GIVEN INSTRUCTION =
Will you transcribe the entries that follow, exactly and in full?

+ + +

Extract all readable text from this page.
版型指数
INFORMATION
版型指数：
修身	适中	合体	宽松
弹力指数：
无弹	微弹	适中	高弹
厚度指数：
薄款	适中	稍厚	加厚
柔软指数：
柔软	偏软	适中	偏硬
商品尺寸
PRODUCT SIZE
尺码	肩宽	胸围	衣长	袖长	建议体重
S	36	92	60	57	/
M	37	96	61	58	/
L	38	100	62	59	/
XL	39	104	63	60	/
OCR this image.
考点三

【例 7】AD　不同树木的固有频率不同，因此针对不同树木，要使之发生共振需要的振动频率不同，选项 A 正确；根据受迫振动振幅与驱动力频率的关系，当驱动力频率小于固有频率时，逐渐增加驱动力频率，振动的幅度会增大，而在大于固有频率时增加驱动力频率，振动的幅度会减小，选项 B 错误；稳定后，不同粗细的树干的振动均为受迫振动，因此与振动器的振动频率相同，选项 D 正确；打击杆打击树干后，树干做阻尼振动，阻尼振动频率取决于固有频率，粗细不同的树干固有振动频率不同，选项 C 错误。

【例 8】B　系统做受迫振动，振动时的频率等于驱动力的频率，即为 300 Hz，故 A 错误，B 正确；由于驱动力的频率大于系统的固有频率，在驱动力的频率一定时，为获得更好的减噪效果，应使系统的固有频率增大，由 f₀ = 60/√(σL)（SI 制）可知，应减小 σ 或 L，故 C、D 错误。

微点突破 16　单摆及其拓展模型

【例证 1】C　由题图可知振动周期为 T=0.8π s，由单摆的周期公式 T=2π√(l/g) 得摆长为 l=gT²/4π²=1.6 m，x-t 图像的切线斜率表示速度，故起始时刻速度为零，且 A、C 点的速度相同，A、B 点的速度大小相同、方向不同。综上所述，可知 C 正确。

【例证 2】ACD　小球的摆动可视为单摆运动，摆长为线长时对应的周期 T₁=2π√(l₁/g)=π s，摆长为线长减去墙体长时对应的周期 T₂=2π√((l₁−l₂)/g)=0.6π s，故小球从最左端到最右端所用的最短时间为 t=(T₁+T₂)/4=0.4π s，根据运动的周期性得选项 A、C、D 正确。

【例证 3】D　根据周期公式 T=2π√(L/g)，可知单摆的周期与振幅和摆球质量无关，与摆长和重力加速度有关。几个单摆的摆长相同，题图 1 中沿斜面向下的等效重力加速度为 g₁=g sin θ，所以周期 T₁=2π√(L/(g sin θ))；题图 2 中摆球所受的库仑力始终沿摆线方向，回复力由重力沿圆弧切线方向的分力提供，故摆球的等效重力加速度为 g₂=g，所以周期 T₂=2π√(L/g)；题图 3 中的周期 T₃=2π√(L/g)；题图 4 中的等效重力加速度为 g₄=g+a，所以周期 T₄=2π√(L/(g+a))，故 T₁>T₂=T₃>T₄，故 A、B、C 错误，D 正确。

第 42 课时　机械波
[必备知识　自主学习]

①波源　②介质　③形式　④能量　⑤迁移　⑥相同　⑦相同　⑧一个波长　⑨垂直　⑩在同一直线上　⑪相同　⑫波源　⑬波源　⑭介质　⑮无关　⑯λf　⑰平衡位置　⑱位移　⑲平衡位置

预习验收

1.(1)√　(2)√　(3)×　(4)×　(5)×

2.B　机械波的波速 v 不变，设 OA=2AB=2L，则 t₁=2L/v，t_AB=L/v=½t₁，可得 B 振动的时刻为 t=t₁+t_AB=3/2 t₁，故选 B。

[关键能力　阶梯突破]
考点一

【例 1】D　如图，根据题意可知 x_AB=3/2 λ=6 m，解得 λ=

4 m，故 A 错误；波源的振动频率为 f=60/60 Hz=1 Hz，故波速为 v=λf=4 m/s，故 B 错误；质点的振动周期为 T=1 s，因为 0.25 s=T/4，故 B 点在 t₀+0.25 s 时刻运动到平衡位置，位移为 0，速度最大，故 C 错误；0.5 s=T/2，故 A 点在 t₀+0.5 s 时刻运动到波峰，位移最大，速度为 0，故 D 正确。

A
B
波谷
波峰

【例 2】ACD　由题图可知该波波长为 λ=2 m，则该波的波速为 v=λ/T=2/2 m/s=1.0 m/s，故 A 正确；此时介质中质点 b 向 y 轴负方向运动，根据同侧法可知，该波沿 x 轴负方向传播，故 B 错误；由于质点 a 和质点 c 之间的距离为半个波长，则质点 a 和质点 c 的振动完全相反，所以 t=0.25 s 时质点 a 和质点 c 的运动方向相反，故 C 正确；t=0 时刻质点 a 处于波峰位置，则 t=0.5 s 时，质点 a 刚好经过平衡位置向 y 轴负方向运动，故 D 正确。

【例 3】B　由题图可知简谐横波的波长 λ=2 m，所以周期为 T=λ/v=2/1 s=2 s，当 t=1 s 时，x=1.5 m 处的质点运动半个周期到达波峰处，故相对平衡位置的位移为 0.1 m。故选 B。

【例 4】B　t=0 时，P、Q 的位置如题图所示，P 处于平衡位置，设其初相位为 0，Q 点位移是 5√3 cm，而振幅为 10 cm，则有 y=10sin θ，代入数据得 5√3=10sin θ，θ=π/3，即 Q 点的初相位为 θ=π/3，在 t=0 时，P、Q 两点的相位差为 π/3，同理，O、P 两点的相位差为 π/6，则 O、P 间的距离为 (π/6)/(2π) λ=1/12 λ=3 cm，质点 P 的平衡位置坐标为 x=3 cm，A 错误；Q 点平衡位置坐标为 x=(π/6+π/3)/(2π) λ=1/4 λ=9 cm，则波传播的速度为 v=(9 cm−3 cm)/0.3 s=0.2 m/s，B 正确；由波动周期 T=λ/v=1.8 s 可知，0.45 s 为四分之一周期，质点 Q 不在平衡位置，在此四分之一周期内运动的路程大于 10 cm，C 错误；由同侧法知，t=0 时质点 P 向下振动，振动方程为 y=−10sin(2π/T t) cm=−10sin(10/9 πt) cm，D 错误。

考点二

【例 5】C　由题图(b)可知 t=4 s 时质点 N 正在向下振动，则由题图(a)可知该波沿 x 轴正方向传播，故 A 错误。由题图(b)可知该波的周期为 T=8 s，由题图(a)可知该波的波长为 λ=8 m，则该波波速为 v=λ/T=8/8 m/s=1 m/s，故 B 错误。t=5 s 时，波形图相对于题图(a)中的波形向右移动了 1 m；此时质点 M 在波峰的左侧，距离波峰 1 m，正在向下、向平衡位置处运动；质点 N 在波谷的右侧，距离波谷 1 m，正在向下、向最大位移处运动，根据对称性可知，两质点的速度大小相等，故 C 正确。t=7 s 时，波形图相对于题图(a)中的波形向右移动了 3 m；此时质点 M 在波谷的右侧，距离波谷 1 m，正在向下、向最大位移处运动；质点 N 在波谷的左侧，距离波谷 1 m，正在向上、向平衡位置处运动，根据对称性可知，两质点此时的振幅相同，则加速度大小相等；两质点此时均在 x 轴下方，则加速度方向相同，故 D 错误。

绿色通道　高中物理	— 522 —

+ + +

ANSWER FOR THE TASK =
Extract all readable text from this page.
版型指数
INFORMATION
版型指数：
修身	适中	合体	宽松
弹力指数：
无弹	微弹	适中	高弹
厚度指数：
薄款	适中	稍厚	加厚
柔软指数：
柔软	偏软	适中	偏硬
商品尺寸
PRODUCT SIZE
尺码	肩宽	胸围	衣长	袖长	建议体重
S	36	92	60	57	/
M	37	96	61	58	/
L	38	100	62	59	/
XL	39	104	63	60	/
OCR this image.
考点三

【例 7】AD　不同树木的固有频率不同，因此针对不同树木，要使之发生共振需要的振动频率不同，选项 A 正确；根据受迫振动振幅与驱动力频率的关系，当驱动力频率小于固有频率时，逐渐增加驱动力频率，振动的幅度会增大，而在大于固有频率时增加驱动力频率，振动的幅度会减小，选项 B 错误；稳定后，不同粗细的树干的振动均为受迫振动，因此与振动器的振动频率相同，选项 D 正确；打击杆打击树干后，树干做阻尼振动，阻尼振动频率取决于固有频率，粗细不同的树干固有振动频率不同，选项 C 错误。

【例 8】B　系统做受迫振动，振动时的频率等于驱动力的频率，即为 300 Hz，故 A 错误，B 正确；由于驱动力的频率大于系统的固有频率，在驱动力的频率一定时，为获得更好的减噪效果，应使系统的固有频率增大，由 f₀ = 60/√(σL)（SI 制）可知，应减小 σ 或 L，故 C、D 错误。

微点突破 16　单摆及其拓展模型

【例证 1】C　由题图可知振动周期为 T=0.8π s，由单摆的周期公式 T=2π√(l/g) 得摆长为 l=gT²/4π²=1.6 m，x-t 图像的切线斜率表示速度，故起始时刻速度为零，且 A、C 点的速度相同，A、B 点的速度大小相同、方向不同。综上所述，可知 C 正确。

【例证 2】ACD　小球的摆动可视为单摆运动，摆长为线长时对应的周期 T₁=2π√(l₁/g)=π s，摆长为线长减去墙体长时对应的周期 T₂=2π√((l₁−l₂)/g)=0.6π s，故小球从最左端到最右端所用的最短时间为 t=(T₁+T₂)/4=0.4π s，根据运动的周期性得选项 A、C、D 正确。

【例证 3】D　根据周期公式 T=2π√(L/g)，可知单摆的周期与振幅和摆球质量无关，与摆长和重力加速度有关。几个单摆的摆长相同，题图 1 中沿斜面向下的等效重力加速度为 g₁=g sin θ，所以周期 T₁=2π√(L/(g sin θ))；题图 2 中摆球所受的库仑力始终沿摆线方向，回复力由重力沿圆弧切线方向的分力提供，故摆球的等效重力加速度为 g₂=g，所以周期 T₂=2π√(L/g)；题图 3 中的周期 T₃=2π√(L/g)；题图 4 中的等效重力加速度为 g₄=g+a，所以周期 T₄=2π√(L/(g+a))，故 T₁>T₂=T₃>T₄，故 A、B、C 错误，D 正确。

第 42 课时　机械波
[必备知识　自主学习]

①波源　②介质　③形式　④能量　⑤迁移　⑥相同　⑦相同　⑧一个波长　⑨垂直　⑩在同一直线上　⑪相同　⑫波源　⑬波源　⑭介质　⑮无关　⑯λf　⑰平衡位置　⑱位移　⑲平衡位置

预习验收

1.(1)√　(2)√　(3)×　(4)×　(5)×

2.B　机械波的波速 v 不变，设 OA=2AB=2L，则 t₁=2L/v，t_AB=L/v=½t₁，可得 B 振动的时刻为 t=t₁+t_AB=3/2 t₁，故选 B。

[关键能力　阶梯突破]
考点一

【例 1】D　如图，根据题意可知 x_AB=3/2 λ=6 m，解得 λ=

4 m，故 A 错误；波源的振动频率为 f=60/60 Hz=1 Hz，故波速为 v=λf=4 m/s，故 B 错误；质点的振动周期为 T=1 s，因为 0.25 s=T/4，故 B 点在 t₀+0.25 s 时刻运动到平衡位置，位移为 0，速度最大，故 C 错误；0.5 s=T/2，故 A 点在 t₀+0.5 s 时刻运动到波峰，位移最大，速度为 0，故 D 正确。

A
B
波谷
波峰

【例 2】ACD　由题图可知该波波长为 λ=2 m，则该波的波速为 v=λ/T=2/2 m/s=1.0 m/s，故 A 正确；此时介质中质点 b 向 y 轴负方向运动，根据同侧法可知，该波沿 x 轴负方向传播，故 B 错误；由于质点 a 和质点 c 之间的距离为半个波长，则质点 a 和质点 c 的振动完全相反，所以 t=0.25 s 时质点 a 和质点 c 的运动方向相反，故 C 正确；t=0 时刻质点 a 处于波峰位置，则 t=0.5 s 时，质点 a 刚好经过平衡位置向 y 轴负方向运动，故 D 正确。

【例 3】B　由题图可知简谐横波的波长 λ=2 m，所以周期为 T=λ/v=2/1 s=2 s，当 t=1 s 时，x=1.5 m 处的质点运动半个周期到达波峰处，故相对平衡位置的位移为 0.1 m。故选 B。

【例 4】B　t=0 时，P、Q 的位置如题图所示，P 处于平衡位置，设其初相位为 0，Q 点位移是 5√3 cm，而振幅为 10 cm，则有 y=10sin θ，代入数据得 5√3=10sin θ，θ=π/3，即 Q 点的初相位为 θ=π/3，在 t=0 时，P、Q 两点的相位差为 π/3，同理，O、P 两点的相位差为 π/6，则 O、P 间的距离为 (π/6)/(2π) λ=1/12 λ=3 cm，质点 P 的平衡位置坐标为 x=3 cm，A 错误；Q 点平衡位置坐标为 x=(π/6+π/3)/(2π) λ=1/4 λ=9 cm，则波传播的速度为 v=(9 cm−3 cm)/0.3 s=0.2 m/s，B 正确；由波动周期 T=λ/v=1.8 s 可知，0.45 s 为四分之一周期，质点 Q 不在平衡位置，在此四分之一周期内运动的路程大于 10 cm，C 错误；由同侧法知，t=0 时质点 P 向下振动，振动方程为 y=−10sin(2π/T t) cm=−10sin(10/9 πt) cm，D 错误。

考点二

【例 5】C　由题图(b)可知 t=4 s 时质点 N 正在向下振动，则由题图(a)可知该波沿 x 轴正方向传播，故 A 错误。由题图(b)可知该波的周期为 T=8 s，由题图(a)可知该波的波长为 λ=8 m，则该波波速为 v=λ/T=8/8 m/s=1 m/s，故 B 错误。t=5 s 时，波形图相对于题图(a)中的波形向右移动了 1 m；此时质点 M 在波峰的左侧，距离波峰 1 m，正在向下、向平衡位置处运动；质点 N 在波谷的右侧，距离波谷 1 m，正在向下、向最大位移处运动，根据对称性可知，两质点的速度大小相等，故 C 正确。t=7 s 时，波形图相对于题图(a)中的波形向右移动了 3 m；此时质点 M 在波谷的右侧，距离波谷 1 m，正在向下、向最大位移处运动；质点 N 在波谷的左侧，距离波谷 1 m，正在向上、向平衡位置处运动，根据对称性可知，两质点此时的振幅相同，则加速度大小相等；两质点此时均在 x 轴下方，则加速度方向相同，故 D 错误。

绿色通道　高中物理	— 522 —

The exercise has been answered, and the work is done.